Required work
Reproduce each line of the listing exactly.

Stored data:
....

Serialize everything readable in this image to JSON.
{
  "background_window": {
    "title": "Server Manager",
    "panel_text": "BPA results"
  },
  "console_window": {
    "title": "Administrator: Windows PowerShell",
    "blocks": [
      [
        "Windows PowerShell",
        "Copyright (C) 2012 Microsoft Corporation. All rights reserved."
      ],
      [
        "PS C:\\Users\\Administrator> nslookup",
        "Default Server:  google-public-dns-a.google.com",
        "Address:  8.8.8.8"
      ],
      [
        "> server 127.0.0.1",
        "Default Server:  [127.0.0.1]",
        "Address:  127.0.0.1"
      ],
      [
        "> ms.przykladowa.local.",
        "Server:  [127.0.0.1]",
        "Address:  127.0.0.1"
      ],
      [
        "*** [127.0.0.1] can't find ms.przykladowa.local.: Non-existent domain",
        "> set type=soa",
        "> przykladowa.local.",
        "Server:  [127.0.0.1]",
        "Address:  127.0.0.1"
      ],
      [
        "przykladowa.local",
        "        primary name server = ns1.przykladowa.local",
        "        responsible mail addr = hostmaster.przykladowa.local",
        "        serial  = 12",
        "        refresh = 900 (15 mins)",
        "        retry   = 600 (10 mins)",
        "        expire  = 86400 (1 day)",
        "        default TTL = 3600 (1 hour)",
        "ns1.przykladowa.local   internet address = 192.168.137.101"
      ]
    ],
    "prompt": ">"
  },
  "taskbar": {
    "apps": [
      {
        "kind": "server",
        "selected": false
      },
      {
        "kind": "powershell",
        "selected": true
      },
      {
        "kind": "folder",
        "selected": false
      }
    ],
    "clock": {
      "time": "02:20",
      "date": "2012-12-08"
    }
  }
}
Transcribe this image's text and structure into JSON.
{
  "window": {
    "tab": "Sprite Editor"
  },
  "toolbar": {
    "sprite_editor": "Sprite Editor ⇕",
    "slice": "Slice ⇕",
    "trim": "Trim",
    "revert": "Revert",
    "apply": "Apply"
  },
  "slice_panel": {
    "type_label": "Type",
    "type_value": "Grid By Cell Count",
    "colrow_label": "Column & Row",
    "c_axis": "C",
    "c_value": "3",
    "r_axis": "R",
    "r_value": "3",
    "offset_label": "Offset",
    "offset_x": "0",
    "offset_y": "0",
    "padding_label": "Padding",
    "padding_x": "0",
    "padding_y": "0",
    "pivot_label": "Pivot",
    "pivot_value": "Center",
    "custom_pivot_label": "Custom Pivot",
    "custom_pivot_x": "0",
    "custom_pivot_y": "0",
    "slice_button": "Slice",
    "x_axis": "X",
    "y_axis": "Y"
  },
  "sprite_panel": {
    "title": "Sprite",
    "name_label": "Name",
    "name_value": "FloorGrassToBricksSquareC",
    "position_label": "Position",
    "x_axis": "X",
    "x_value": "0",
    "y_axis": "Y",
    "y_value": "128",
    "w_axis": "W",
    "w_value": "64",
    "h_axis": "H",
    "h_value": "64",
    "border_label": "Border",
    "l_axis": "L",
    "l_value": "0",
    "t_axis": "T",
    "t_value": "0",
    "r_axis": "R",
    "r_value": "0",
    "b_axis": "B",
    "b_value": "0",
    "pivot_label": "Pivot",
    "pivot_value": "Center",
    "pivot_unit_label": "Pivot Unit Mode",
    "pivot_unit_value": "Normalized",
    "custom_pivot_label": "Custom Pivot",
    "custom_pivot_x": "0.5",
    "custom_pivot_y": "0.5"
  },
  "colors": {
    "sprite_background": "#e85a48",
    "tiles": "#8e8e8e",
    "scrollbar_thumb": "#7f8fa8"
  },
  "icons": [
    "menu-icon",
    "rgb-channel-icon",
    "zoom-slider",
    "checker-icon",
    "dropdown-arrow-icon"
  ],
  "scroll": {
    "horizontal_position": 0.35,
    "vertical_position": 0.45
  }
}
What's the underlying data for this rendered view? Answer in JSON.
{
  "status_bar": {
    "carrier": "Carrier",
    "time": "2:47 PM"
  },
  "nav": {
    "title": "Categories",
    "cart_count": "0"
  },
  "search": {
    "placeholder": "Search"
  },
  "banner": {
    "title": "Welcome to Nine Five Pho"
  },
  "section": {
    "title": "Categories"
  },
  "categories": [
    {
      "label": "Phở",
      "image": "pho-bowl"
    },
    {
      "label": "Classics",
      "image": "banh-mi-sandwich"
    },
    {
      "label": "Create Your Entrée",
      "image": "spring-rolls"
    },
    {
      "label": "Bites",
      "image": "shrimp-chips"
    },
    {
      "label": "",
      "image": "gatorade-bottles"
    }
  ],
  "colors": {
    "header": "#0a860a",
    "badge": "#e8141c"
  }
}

....

The response
Serialize everything readable in this image to JSON.
{
  "background_window": {
    "title": "Server Manager",
    "panel_text": "BPA results"
  },
  "console_window": {
    "title": "Administrator: Windows PowerShell",
    "blocks": [
      [
        "Windows PowerShell",
        "Copyright (C) 2012 Microsoft Corporation. All rights reserved."
      ],
      [
        "PS C:\\Users\\Administrator> nslookup",
        "Default Server:  google-public-dns-a.google.com",
        "Address:  8.8.8.8"
      ],
      [
        "> server 127.0.0.1",
        "Default Server:  [127.0.0.1]",
        "Address:  127.0.0.1"
      ],
      [
        "> ms.przykladowa.local.",
        "Server:  [127.0.0.1]",
        "Address:  127.0.0.1"
      ],
      [
        "*** [127.0.0.1] can't find ms.przykladowa.local.: Non-existent domain",
        "> set type=soa",
        "> przykladowa.local.",
        "Server:  [127.0.0.1]",
        "Address:  127.0.0.1"
      ],
      [
        "przykladowa.local",
        "        primary name server = ns1.przykladowa.local",
        "        responsible mail addr = hostmaster.przykladowa.local",
        "        serial  = 12",
        "        refresh = 900 (15 mins)",
        "        retry   = 600 (10 mins)",
        "        expire  = 86400 (1 day)",
        "        default TTL = 3600 (1 hour)",
        "ns1.przykladowa.local   internet address = 192.168.137.101"
      ]
    ],
    "prompt": ">"
  },
  "taskbar": {
    "apps": [
      {
        "kind": "server",
        "selected": false
      },
      {
        "kind": "powershell",
        "selected": true
      },
      {
        "kind": "folder",
        "selected": false
      }
    ],
    "clock": {
      "time": "02:20",
      "date": "2012-12-08"
    }
  }
}
Transcribe this image's text and structure into JSON.
{
  "window": {
    "tab": "Sprite Editor"
  },
  "toolbar": {
    "sprite_editor": "Sprite Editor ⇕",
    "slice": "Slice ⇕",
    "trim": "Trim",
    "revert": "Revert",
    "apply": "Apply"
  },
  "slice_panel": {
    "type_label": "Type",
    "type_value": "Grid By Cell Count",
    "colrow_label": "Column & Row",
    "c_axis": "C",
    "c_value": "3",
    "r_axis": "R",
    "r_value": "3",
    "offset_label": "Offset",
    "offset_x": "0",
    "offset_y": "0",
    "padding_label": "Padding",
    "padding_x": "0",
    "padding_y": "0",
    "pivot_label": "Pivot",
    "pivot_value": "Center",
    "custom_pivot_label": "Custom Pivot",
    "custom_pivot_x": "0",
    "custom_pivot_y": "0",
    "slice_button": "Slice",
    "x_axis": "X",
    "y_axis": "Y"
  },
  "sprite_panel": {
    "title": "Sprite",
    "name_label": "Name",
    "name_value": "FloorGrassToBricksSquareC",
    "position_label": "Position",
    "x_axis": "X",
    "x_value": "0",
    "y_axis": "Y",
    "y_value": "128",
    "w_axis": "W",
    "w_value": "64",
    "h_axis": "H",
    "h_value": "64",
    "border_label": "Border",
    "l_axis": "L",
    "l_value": "0",
    "t_axis": "T",
    "t_value": "0",
    "r_axis": "R",
    "r_value": "0",
    "b_axis": "B",
    "b_value": "0",
    "pivot_label": "Pivot",
    "pivot_value": "Center",
    "pivot_unit_label": "Pivot Unit Mode",
    "pivot_unit_value": "Normalized",
    "custom_pivot_label": "Custom Pivot",
    "custom_pivot_x": "0.5",
    "custom_pivot_y": "0.5"
  },
  "colors": {
    "sprite_background": "#e85a48",
    "tiles": "#8e8e8e",
    "scrollbar_thumb": "#7f8fa8"
  },
  "icons": [
    "menu-icon",
    "rgb-channel-icon",
    "zoom-slider",
    "checker-icon",
    "dropdown-arrow-icon"
  ],
  "scroll": {
    "horizontal_position": 0.35,
    "vertical_position": 0.45
  }
}
What's the underlying data for this rendered view? Answer in JSON.
{
  "status_bar": {
    "carrier": "Carrier",
    "time": "2:47 PM"
  },
  "nav": {
    "title": "Categories",
    "cart_count": "0"
  },
  "search": {
    "placeholder": "Search"
  },
  "banner": {
    "title": "Welcome to Nine Five Pho"
  },
  "section": {
    "title": "Categories"
  },
  "categories": [
    {
      "label": "Phở",
      "image": "pho-bowl"
    },
    {
      "label": "Classics",
      "image": "banh-mi-sandwich"
    },
    {
      "label": "Create Your Entrée",
      "image": "spring-rolls"
    },
    {
      "label": "Bites",
      "image": "shrimp-chips"
    },
    {
      "label": "",
      "image": "gatorade-bottles"
    }
  ],
  "colors": {
    "header": "#0a860a",
    "badge": "#e8141c"
  }
}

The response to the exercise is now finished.